Exercise prompt ::
Find the line containing "Transcribe this image's", then print it and each following line through the end of the records, exactly and with nothing added; leave out any pictures.

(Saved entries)
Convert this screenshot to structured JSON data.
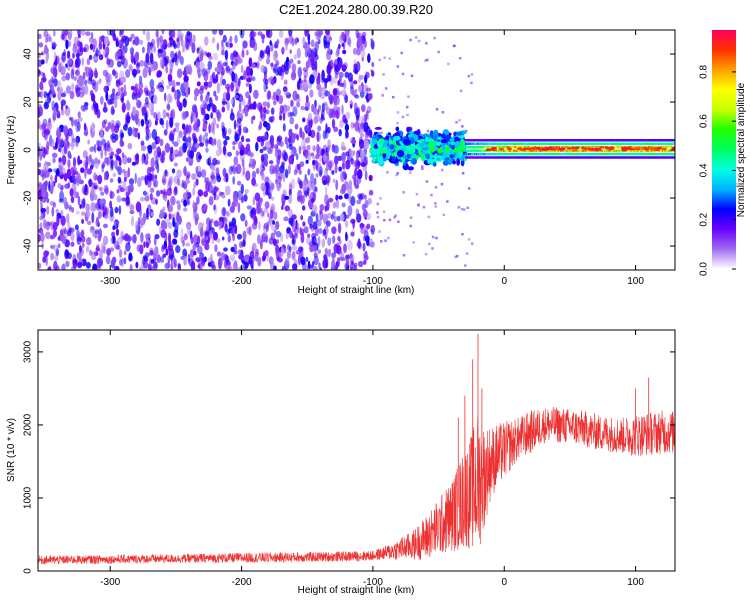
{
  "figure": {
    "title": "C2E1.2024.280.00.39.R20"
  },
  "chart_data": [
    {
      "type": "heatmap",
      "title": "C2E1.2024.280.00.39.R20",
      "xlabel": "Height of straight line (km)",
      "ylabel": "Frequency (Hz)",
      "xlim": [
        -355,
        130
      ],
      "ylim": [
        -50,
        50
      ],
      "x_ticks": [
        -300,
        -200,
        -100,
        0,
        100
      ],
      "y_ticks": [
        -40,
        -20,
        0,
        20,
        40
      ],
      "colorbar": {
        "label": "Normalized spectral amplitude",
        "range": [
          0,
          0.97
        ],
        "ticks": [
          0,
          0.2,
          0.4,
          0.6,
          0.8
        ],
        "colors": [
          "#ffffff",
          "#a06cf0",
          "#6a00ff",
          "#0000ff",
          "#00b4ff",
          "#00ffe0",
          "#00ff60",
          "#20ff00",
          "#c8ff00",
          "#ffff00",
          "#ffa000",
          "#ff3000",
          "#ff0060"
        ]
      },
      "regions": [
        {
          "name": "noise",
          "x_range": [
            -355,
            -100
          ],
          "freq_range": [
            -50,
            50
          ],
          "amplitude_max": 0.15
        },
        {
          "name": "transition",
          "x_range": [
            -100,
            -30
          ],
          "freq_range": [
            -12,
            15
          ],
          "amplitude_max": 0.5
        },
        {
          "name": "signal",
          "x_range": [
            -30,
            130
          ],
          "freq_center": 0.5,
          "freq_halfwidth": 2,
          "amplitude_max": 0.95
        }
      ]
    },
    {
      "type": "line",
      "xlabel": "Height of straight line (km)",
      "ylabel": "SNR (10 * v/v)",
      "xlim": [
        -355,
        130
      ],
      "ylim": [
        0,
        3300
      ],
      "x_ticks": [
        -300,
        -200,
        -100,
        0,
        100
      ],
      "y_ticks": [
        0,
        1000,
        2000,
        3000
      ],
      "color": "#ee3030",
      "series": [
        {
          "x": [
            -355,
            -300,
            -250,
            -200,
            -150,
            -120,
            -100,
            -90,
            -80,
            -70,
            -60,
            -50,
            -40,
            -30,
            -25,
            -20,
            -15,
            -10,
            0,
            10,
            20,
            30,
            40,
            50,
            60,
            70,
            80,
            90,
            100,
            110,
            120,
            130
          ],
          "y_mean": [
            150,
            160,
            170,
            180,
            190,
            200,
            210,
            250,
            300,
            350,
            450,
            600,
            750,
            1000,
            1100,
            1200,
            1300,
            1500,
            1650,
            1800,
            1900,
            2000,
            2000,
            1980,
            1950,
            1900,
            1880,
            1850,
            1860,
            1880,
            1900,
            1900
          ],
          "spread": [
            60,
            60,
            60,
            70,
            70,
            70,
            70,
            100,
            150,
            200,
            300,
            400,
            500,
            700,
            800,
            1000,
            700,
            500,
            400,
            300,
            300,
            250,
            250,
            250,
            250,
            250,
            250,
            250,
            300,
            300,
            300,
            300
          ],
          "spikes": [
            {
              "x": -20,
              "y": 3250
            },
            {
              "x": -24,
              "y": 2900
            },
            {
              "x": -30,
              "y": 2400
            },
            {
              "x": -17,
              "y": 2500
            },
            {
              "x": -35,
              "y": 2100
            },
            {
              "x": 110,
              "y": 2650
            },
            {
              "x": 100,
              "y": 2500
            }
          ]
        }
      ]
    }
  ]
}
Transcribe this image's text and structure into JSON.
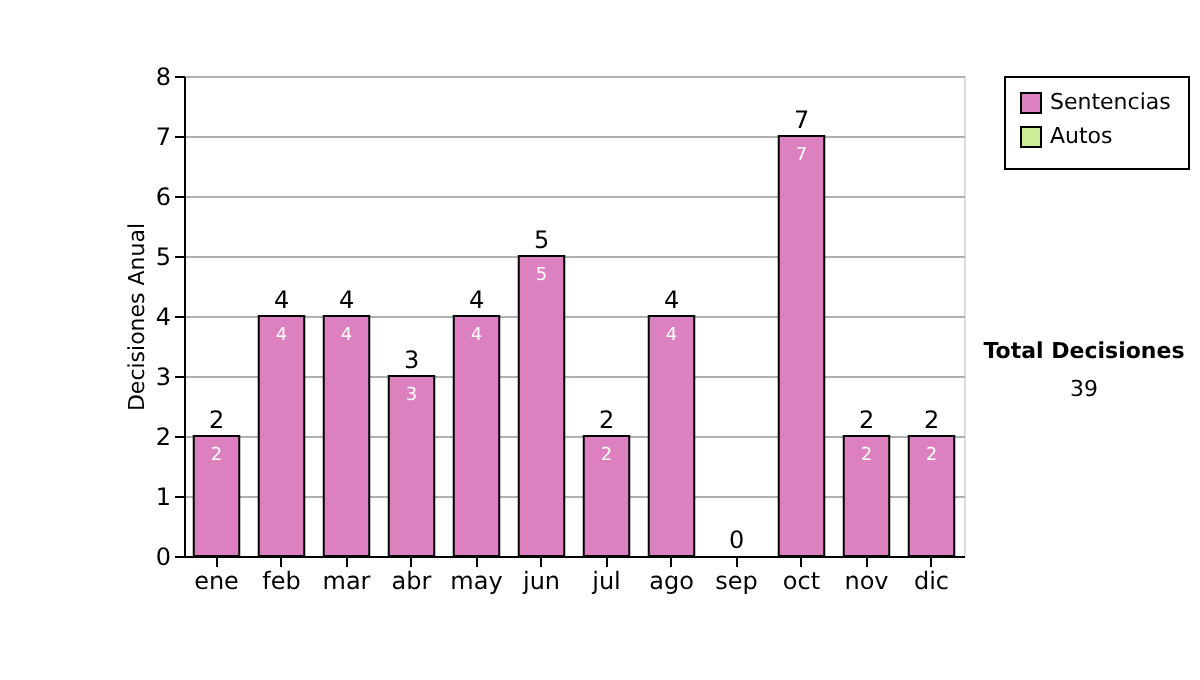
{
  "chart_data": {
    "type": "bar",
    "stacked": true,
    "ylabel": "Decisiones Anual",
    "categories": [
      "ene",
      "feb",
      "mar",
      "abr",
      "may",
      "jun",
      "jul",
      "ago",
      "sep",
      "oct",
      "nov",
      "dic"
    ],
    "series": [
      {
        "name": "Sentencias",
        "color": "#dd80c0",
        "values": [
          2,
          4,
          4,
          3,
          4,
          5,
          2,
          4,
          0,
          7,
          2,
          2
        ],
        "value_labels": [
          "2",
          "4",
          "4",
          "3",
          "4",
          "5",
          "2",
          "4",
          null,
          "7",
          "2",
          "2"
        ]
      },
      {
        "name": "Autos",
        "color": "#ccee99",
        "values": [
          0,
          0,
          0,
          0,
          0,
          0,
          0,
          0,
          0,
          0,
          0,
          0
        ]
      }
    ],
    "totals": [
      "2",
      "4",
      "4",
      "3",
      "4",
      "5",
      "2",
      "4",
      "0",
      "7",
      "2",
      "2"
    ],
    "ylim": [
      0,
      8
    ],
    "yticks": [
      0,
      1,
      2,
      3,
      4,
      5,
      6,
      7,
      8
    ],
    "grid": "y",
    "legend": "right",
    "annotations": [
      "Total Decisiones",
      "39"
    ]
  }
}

Reply ::
Transcribe this image's text and structure into JSON.
{
  "chart_data": {
    "type": "bar",
    "stacked": true,
    "ylabel": "Decisiones Anual",
    "categories": [
      "ene",
      "feb",
      "mar",
      "abr",
      "may",
      "jun",
      "jul",
      "ago",
      "sep",
      "oct",
      "nov",
      "dic"
    ],
    "series": [
      {
        "name": "Sentencias",
        "color": "#dd80c0",
        "values": [
          2,
          4,
          4,
          3,
          4,
          5,
          2,
          4,
          0,
          7,
          2,
          2
        ],
        "value_labels": [
          "2",
          "4",
          "4",
          "3",
          "4",
          "5",
          "2",
          "4",
          null,
          "7",
          "2",
          "2"
        ]
      },
      {
        "name": "Autos",
        "color": "#ccee99",
        "values": [
          0,
          0,
          0,
          0,
          0,
          0,
          0,
          0,
          0,
          0,
          0,
          0
        ]
      }
    ],
    "totals": [
      "2",
      "4",
      "4",
      "3",
      "4",
      "5",
      "2",
      "4",
      "0",
      "7",
      "2",
      "2"
    ],
    "ylim": [
      0,
      8
    ],
    "yticks": [
      0,
      1,
      2,
      3,
      4,
      5,
      6,
      7,
      8
    ],
    "grid": "y",
    "legend": "right",
    "annotations": [
      "Total Decisiones",
      "39"
    ]
  }
}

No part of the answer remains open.